*WHAT YOU WILL DO:*
Scan the entries below. List each line with "merely".
---------- ROWS ----------
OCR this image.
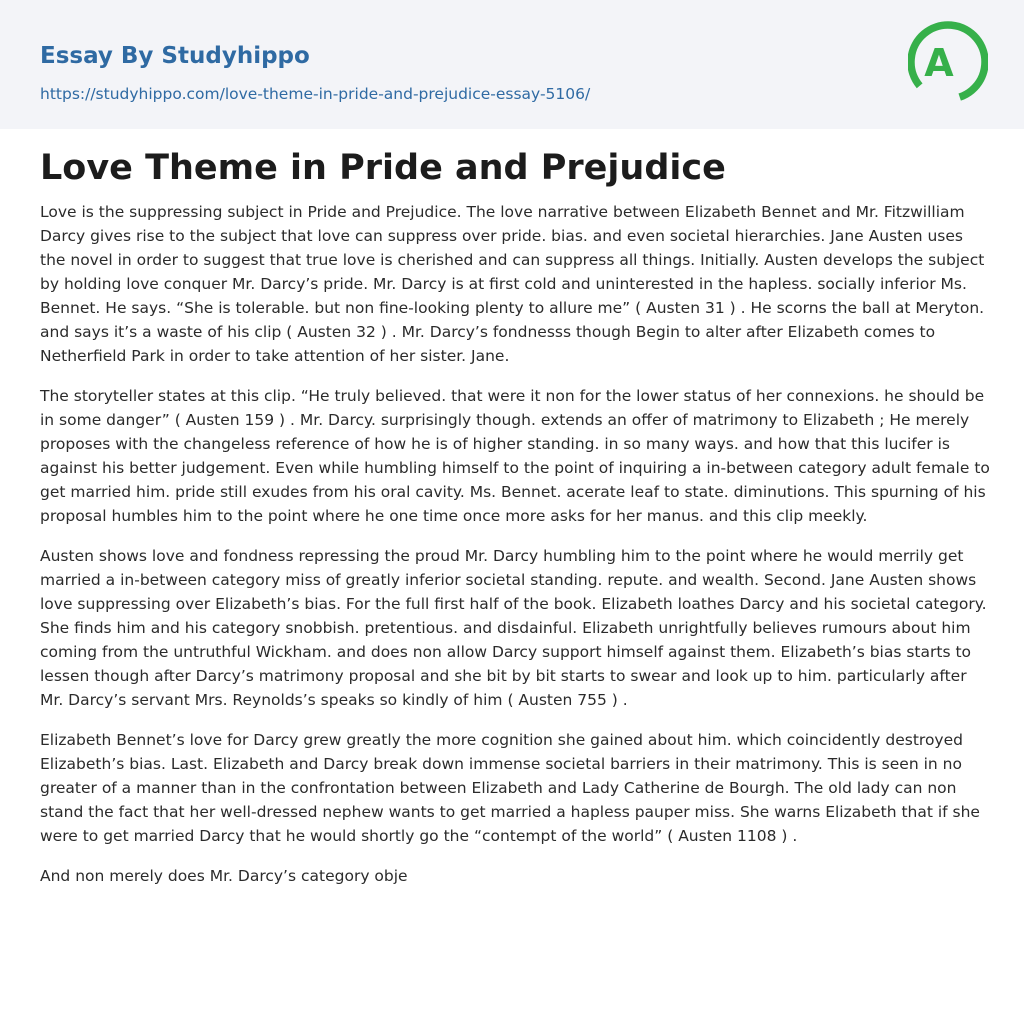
Essay By Studyhippo
https://studyhippo.com/love-theme-in-pride-and-prejudice-essay-5106/
A
Love Theme in Pride and Prejudice

Love is the suppressing subject in Pride and Prejudice. The love narrative between Elizabeth Bennet and Mr. Fitzwilliam Darcy gives rise to the subject that love can suppress over pride. bias. and even societal hierarchies. Jane Austen uses the novel in order to suggest that true love is cherished and can suppress all things. Initially. Austen develops the subject by holding love conquer Mr. Darcy’s pride. Mr. Darcy is at first cold and uninterested in the hapless. socially inferior Ms. Bennet. He says. “She is tolerable. but non fine-looking plenty to allure me” ( Austen 31 ) . He scorns the ball at Meryton. and says it’s a waste of his clip ( Austen 32 ) . Mr. Darcy’s fondnesss though Begin to alter after Elizabeth comes to Netherfield Park in order to take attention of her sister. Jane.

The storyteller states at this clip. “He truly believed. that were it non for the lower status of her connexions. he should be in some danger” ( Austen 159 ) . Mr. Darcy. surprisingly though. extends an offer of matrimony to Elizabeth ; He merely proposes with the changeless reference of how he is of higher standing. in so many ways. and how that this lucifer is against his better judgement. Even while humbling himself to the point of inquiring a in-between category adult female to get married him. pride still exudes from his oral cavity. Ms. Bennet. acerate leaf to state. diminutions. This spurning of his proposal humbles him to the point where he one time once more asks for her manus. and this clip meekly.

Austen shows love and fondness repressing the proud Mr. Darcy humbling him to the point where he would merrily get married a in-between category miss of greatly inferior societal standing. repute. and wealth. Second. Jane Austen shows love suppressing over Elizabeth’s bias. For the full first half of the book. Elizabeth loathes Darcy and his societal category. She finds him and his category snobbish. pretentious. and disdainful. Elizabeth unrightfully believes rumours about him coming from the untruthful Wickham. and does non allow Darcy support himself against them. Elizabeth’s bias starts to lessen though after Darcy’s matrimony proposal and she bit by bit starts to swear and look up to him. particularly after Mr. Darcy’s servant Mrs. Reynolds’s speaks so kindly of him ( Austen 755 ) .

Elizabeth Bennet’s love for Darcy grew greatly the more cognition she gained about him. which coincidently destroyed Elizabeth’s bias. Last. Elizabeth and Darcy break down immense societal barriers in their matrimony. This is seen in no greater of a manner than in the confrontation between Elizabeth and Lady Catherine de Bourgh. The old lady can non stand the fact that her well-dressed nephew wants to get married a hapless pauper miss. She warns Elizabeth that if she were to get married Darcy that he would shortly go the “contempt of the world” ( Austen 1108 ) .

And non merely does Mr. Darcy’s category obje
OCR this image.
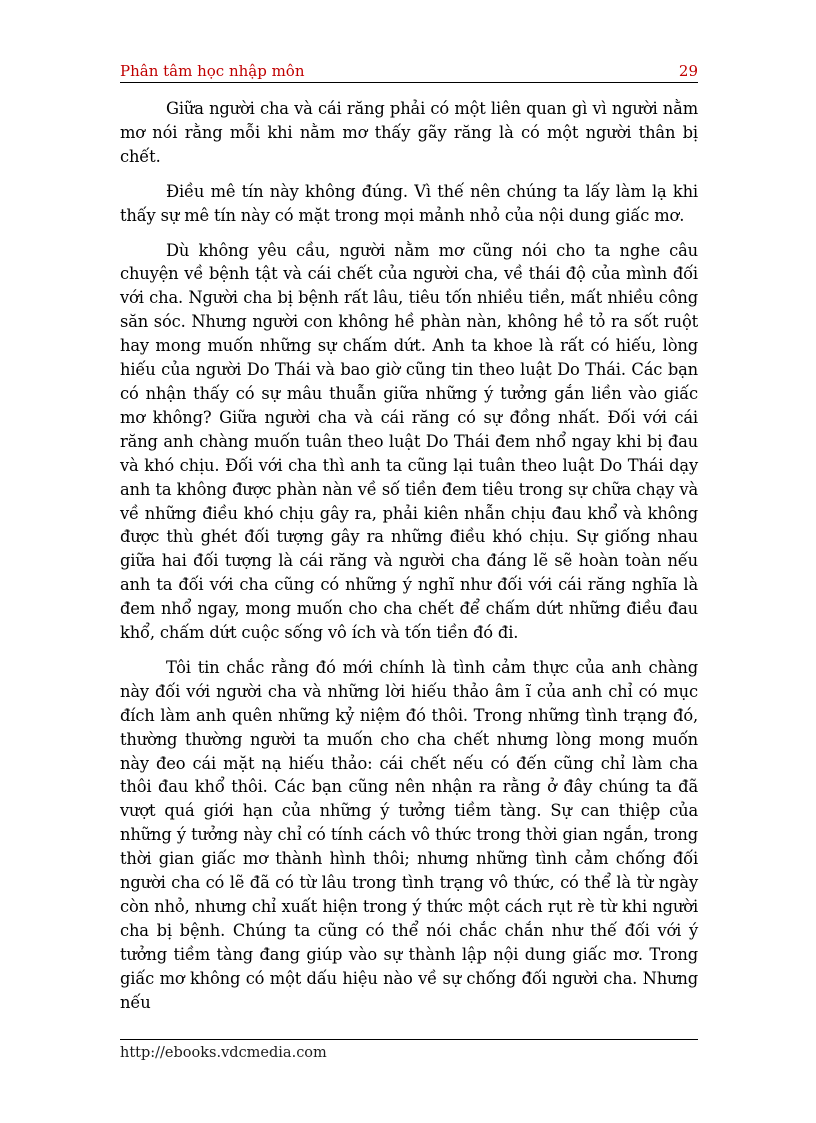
Phân tâm học nhập môn	29

Giữa người cha và cái răng phải có một liên quan gì vì người nằm mơ nói rằng mỗi khi nằm mơ thấy gãy răng là có một người thân bị chết.

Điều mê tín này không đúng. Vì thế nên chúng ta lấy làm lạ khi thấy sự mê tín này có mặt trong mọi mảnh nhỏ của nội dung giấc mơ.

Dù không yêu cầu, người nằm mơ cũng nói cho ta nghe câu chuyện về bệnh tật và cái chết của người cha, về thái độ của mình đối với cha. Người cha bị bệnh rất lâu, tiêu tốn nhiều tiền, mất nhiều công săn sóc. Nhưng người con không hề phàn nàn, không hề tỏ ra sốt ruột hay mong muốn những sự chấm dứt. Anh ta khoe là rất có hiếu, lòng hiếu của người Do Thái và bao giờ cũng tin theo luật Do Thái. Các bạn có nhận thấy có sự mâu thuẫn giữa những ý tưởng gắn liền vào giấc mơ không? Giữa người cha và cái răng có sự đồng nhất. Đối với cái răng anh chàng muốn tuân theo luật Do Thái đem nhổ ngay khi bị đau và khó chịu. Đối với cha thì anh ta cũng lại tuân theo luật Do Thái dạy anh ta không được phàn nàn về số tiền đem tiêu trong sự chữa chạy và về những điều khó chịu gây ra, phải kiên nhẫn chịu đau khổ và không được thù ghét đối tượng gây ra những điều khó chịu. Sự giống nhau giữa hai đối tượng là cái răng và người cha đáng lẽ sẽ hoàn toàn nếu anh ta đối với cha cũng có những ý nghĩ như đối với cái răng nghĩa là đem nhổ ngay, mong muốn cho cha chết để chấm dứt những điều đau khổ, chấm dứt cuộc sống vô ích và tốn tiền đó đi.

Tôi tin chắc rằng đó mới chính là tình cảm thực của anh chàng này đối với người cha và những lời hiếu thảo âm ĩ của anh chỉ có mục đích làm anh quên những kỷ niệm đó thôi. Trong những tình trạng đó, thường thường người ta muốn cho cha chết nhưng lòng mong muốn này đeo cái mặt nạ hiếu thảo: cái chết nếu có đến cũng chỉ làm cha thôi đau khổ thôi. Các bạn cũng nên nhận ra rằng ở đây chúng ta đã vượt quá giới hạn của những ý tưởng tiềm tàng. Sự can thiệp của những ý tưởng này chỉ có tính cách vô thức trong thời gian ngắn, trong thời gian giấc mơ thành hình thôi; nhưng những tình cảm chống đối người cha có lẽ đã có từ lâu trong tình trạng vô thức, có thể là từ ngày còn nhỏ, nhưng chỉ xuất hiện trong ý thức một cách rụt rè từ khi người cha bị bệnh. Chúng ta cũng có thể nói chắc chắn như thế đối với ý tưởng tiềm tàng đang giúp vào sự thành lập nội dung giấc mơ. Trong giấc mơ không có một dấu hiệu nào về sự chống đối người cha. Nhưng nếu

http://ebooks.vdcmedia.com
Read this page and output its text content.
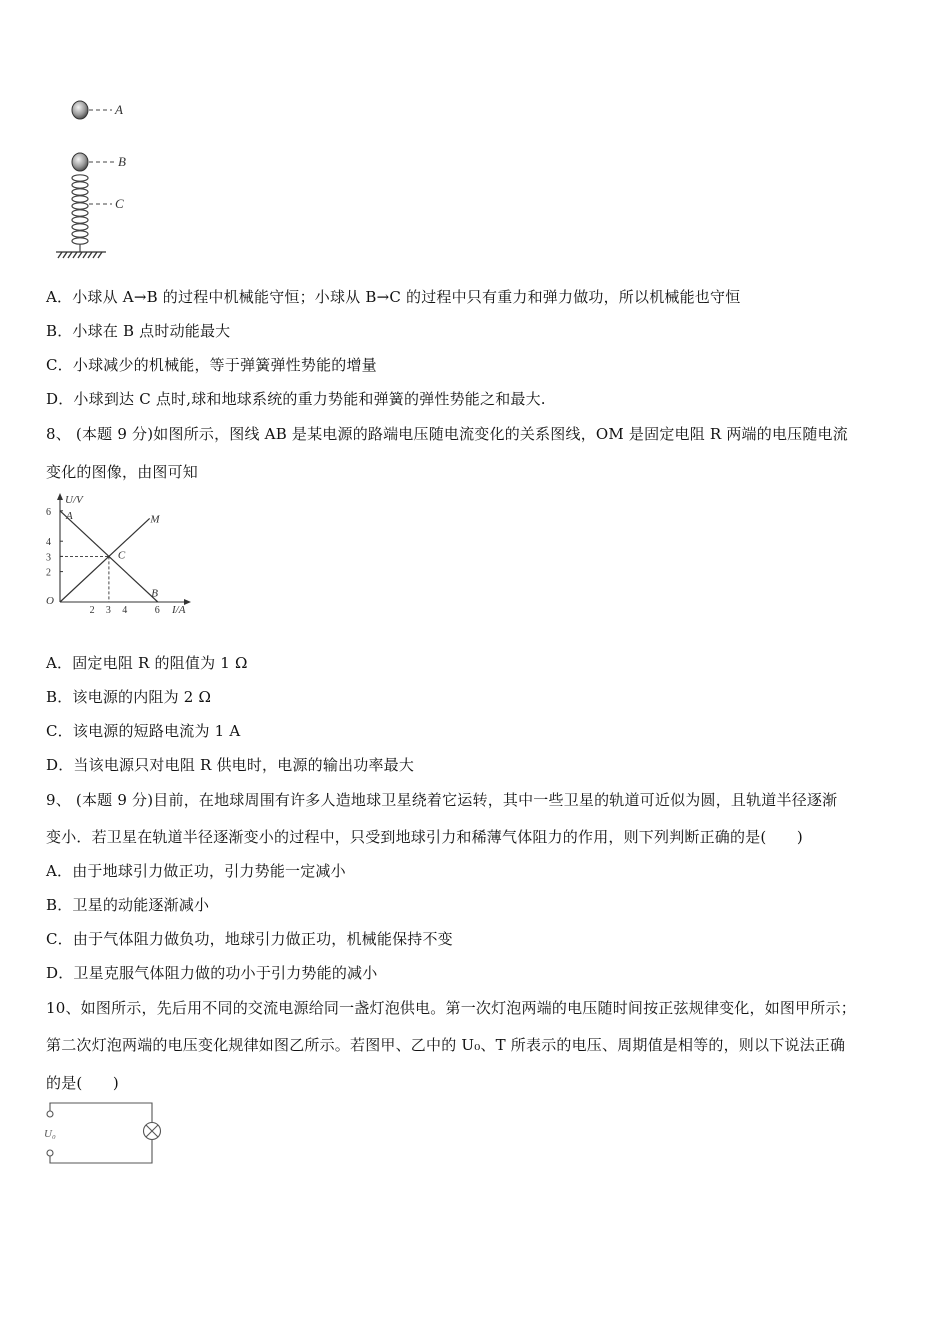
A
B
C
A．小球从 A→B 的过程中机械能守恒；小球从 B→C 的过程中只有重力和弹力做功，所以机械能也守恒
B．小球在 B 点时动能最大
C．小球减少的机械能，等于弹簧弹性势能的增量
D．小球到达 C 点时,球和地球系统的重力势能和弹簧的弹性势能之和最大.
8、 (本题 9 分)如图所示，图线 AB 是某电源的路端电压随电流变化的关系图线，OM 是固定电阻 R 两端的电压随电流
变化的图像，由图可知
U/V
I/A
O
2 3 4	6
6
4
3
2
A
B
C
M
A．固定电阻 R 的阻值为 1 Ω
B．该电源的内阻为 2 Ω
C．该电源的短路电流为 1 A
D．当该电源只对电阻 R 供电时，电源的输出功率最大
9、 (本题 9 分)目前，在地球周围有许多人造地球卫星绕着它运转，其中一些卫星的轨道可近似为圆，且轨道半径逐渐
变小．若卫星在轨道半径逐渐变小的过程中，只受到地球引力和稀薄气体阻力的作用，则下列判断正确的是(　　)
A．由于地球引力做正功，引力势能一定减小
B．卫星的动能逐渐减小
C．由于气体阻力做负功，地球引力做正功，机械能保持不变
D．卫星克服气体阻力做的功小于引力势能的减小
10、如图所示，先后用不同的交流电源给同一盏灯泡供电。第一次灯泡两端的电压随时间按正弦规律变化，如图甲所示；
第二次灯泡两端的电压变化规律如图乙所示。若图甲、乙中的 U₀、T 所表示的电压、周期值是相等的，则以下说法正确
的是(　　)
U₀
----------
*WRITTEN SOLUTION:*
The storyteller states at this clip. “He truly believed. that were it non for the lower status of her connexions. he should be in some danger” ( Austen 159 ) . Mr. Darcy. surprisingly though. extends an offer of matrimony to Elizabeth ; He merely proposes with the changeless reference of how he is of higher standing. in so many ways. and how that this lucifer is against his better judgement. Even while humbling himself to the point of inquiring a in-between category adult female to get married him. pride still exudes from his oral cavity. Ms. Bennet. acerate leaf to state. diminutions. This spurning of his proposal humbles him to the point where he one time once more asks for her manus. and this clip meekly.
And non merely does Mr. Darcy’s category obje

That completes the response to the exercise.